What is needed
Pull out every line below containing the word "title".
* begin Data for the task *
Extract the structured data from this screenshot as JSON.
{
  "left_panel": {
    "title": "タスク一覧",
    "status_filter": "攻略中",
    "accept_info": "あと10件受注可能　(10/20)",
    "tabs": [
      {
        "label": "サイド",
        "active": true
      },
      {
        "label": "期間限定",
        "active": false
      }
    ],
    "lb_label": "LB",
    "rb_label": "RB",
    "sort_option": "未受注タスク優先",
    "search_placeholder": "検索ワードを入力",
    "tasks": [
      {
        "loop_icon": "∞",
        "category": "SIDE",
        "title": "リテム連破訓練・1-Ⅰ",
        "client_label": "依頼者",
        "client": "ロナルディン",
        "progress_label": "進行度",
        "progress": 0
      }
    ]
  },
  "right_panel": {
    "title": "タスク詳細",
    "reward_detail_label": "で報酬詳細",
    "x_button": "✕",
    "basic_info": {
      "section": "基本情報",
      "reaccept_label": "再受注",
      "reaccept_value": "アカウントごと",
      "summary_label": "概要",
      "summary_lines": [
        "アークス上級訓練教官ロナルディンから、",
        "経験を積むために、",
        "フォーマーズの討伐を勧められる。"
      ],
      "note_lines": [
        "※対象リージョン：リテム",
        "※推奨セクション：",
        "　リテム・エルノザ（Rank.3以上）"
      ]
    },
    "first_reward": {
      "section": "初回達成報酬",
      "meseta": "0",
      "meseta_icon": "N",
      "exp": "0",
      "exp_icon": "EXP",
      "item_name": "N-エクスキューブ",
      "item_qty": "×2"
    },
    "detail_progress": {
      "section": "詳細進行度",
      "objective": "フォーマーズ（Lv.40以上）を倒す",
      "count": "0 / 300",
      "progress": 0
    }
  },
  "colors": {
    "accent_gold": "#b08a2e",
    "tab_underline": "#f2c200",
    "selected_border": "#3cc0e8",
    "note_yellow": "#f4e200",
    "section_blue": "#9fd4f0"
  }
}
* end Data for the task *
Solution to this problem
    "title": "タスク一覧",
        "title": "リテム連破訓練・1-Ⅰ",
    "title": "タスク詳細",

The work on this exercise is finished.